» Given instruction A: Rewrite the records below as a Markdown table with the columns "Row" and "Entry", giving each line a row number and skipping blank lines. Include only the records starting with the line that contains "lineweight-icon (314, 428, 325, 440)" and going on through the line that contains "drawing-canvas[interactable]: 大厅 休息区".

This is a book of extracts from works of fiction set in the wars of the twentieth century, and, when you come to think about it, the strangest thing about such books is that there are not more of them. Once the young literary form of the novel had decided, 250 years or so ago, that it would do more than tell stories, that it was uniquely suited by its access to inward psychological development and boundless narrative to explore ‘human nature’ and that that would be, for many writers and readers, its highest aim, then you would have thought that most ambitious novelists would have looked to see what conditions of existence offered them the most extreme and therefore, presumably, most rewarding circumstances for their study. War, surely, would have been the answer. If the writing of fiction had been undertaken not by writers but by scientists, they would certainly have seized on the dramatic potential of armed conflict for their experiments. These, they would have argued, are the ideal laboratory conditions for this examination of humanity; only under these intense pressures, both on the battlefield and behind it, both in the generations that fought and in their children, would the transcendent or outer qualities of humankind become visible.
Artists, however, aren’t like that. Writers write what they can; they write books about the stories or people that have moved them, without analysing, necessarily, the effects their work will have on their readers. They certainly don’t view it as scientific enterprise in which the rewards are bestowed on those who work at the frontiers of knowledge. Perhaps they should, but they don’t; and the other deterrent fact about war as a subject or background for fiction is that it is so disgusting. Which writer would willingly immerse himself for two or three years in this drab world of units and numbers, of industrial metal and meaningless death, without women or children or costume or domestic drama or even interesting food and drink? Laboratory of souls maybe, they would reply, but what a repellent and austere one.

Element position data
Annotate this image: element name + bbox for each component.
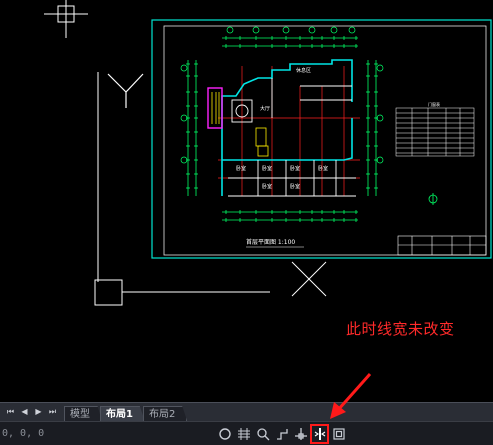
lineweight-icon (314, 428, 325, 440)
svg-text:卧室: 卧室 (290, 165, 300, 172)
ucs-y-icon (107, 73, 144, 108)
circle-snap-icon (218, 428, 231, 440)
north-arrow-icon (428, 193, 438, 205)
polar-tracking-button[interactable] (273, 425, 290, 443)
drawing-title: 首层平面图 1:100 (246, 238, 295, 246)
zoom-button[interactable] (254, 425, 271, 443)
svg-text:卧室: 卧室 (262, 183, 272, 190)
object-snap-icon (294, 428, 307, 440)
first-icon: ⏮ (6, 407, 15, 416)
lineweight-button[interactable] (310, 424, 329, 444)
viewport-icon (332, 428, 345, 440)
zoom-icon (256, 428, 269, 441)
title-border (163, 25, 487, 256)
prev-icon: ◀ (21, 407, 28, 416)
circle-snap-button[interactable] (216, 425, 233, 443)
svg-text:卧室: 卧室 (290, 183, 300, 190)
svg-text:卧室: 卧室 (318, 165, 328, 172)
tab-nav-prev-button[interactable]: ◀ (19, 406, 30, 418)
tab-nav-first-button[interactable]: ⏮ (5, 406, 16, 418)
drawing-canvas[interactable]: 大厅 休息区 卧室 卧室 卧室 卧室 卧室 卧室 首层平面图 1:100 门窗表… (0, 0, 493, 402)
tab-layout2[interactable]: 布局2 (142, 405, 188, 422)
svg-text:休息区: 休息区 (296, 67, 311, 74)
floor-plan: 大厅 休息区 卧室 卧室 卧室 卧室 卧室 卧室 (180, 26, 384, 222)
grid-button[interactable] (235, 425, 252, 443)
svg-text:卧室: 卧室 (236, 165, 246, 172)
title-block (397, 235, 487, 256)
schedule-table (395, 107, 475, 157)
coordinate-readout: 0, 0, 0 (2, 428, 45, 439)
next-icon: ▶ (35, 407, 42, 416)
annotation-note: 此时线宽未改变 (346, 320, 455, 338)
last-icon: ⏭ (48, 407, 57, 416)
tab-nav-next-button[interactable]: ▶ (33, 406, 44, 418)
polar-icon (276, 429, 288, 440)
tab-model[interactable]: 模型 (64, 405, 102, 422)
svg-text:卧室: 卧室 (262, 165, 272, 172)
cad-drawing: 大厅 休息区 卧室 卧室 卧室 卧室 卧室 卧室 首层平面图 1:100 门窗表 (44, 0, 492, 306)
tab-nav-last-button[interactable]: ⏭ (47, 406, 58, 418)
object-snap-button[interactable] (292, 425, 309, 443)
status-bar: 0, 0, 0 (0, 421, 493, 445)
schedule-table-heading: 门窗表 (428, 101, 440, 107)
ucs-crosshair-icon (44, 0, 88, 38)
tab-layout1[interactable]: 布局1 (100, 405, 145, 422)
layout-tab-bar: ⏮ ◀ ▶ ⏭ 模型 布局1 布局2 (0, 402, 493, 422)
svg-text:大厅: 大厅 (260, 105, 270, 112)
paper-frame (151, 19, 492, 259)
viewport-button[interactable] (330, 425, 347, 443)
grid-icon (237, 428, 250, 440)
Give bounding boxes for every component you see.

» Given instruction B:
Using the passage on war fiction above, answer these questions:
(i) Roughly how long ago did the novel decide it would do more than tell stories?
(ii) Who would certainly have seized on the dramatic potential of armed conflict if they had been writing fiction?
(iii) What is the other deterrent fact about war as a subject or background for fiction?

» Right answer A:
| Row | Entry |
|---|---|
| 1 | lineweight-icon (314, 428, 325, 440) |
| 2 | svg-text:卧室: 卧室 (290, 165, 300, 172) |
| 3 | ucs-y-icon (107, 73, 144, 108) |
| 4 | circle-snap-icon (218, 428, 231, 440) |
| 5 | north-arrow-icon (428, 193, 438, 205) |
| 6 | polar-tracking-button[interactable] (273, 425, 290, 443) |
| 7 | drawing-title: 首层平面图 1:100 (246, 238, 295, 246) |
| 8 | zoom-button[interactable] (254, 425, 271, 443) |
| 9 | svg-text:卧室: 卧室 (262, 183, 272, 190) |
| 10 | object-snap-icon (294, 428, 307, 440) |
| 11 | first-icon: ⏮ (6, 407, 15, 416) |
| 12 | lineweight-button[interactable] (310, 424, 329, 444) |
| 13 | viewport-icon (332, 428, 345, 440) |
| 14 | zoom-icon (256, 428, 269, 441) |
| 15 | title-border (163, 25, 487, 256) |
| 16 | prev-icon: ◀ (21, 407, 28, 416) |
| 17 | circle-snap-button[interactable] (216, 425, 233, 443) |
| 18 | svg-text:卧室: 卧室 (290, 183, 300, 190) |
| 19 | svg-text:卧室: 卧室 (318, 165, 328, 172) |
| 20 | tab-nav-prev-button[interactable]: ◀ (19, 406, 30, 418) |
| 21 | tab-nav-first-button[interactable]: ⏮ (5, 406, 16, 418) |
| 22 | drawing-canvas[interactable]: 大厅 休息区 卧室 卧室 卧室 卧室 卧室 卧室 首层平面图 1:100 门窗表… (0, 0, 493, 402) |

» Right answer B:
(i) About 250 years ago.
(ii) Scientists.
(iii) That war is so disgusting.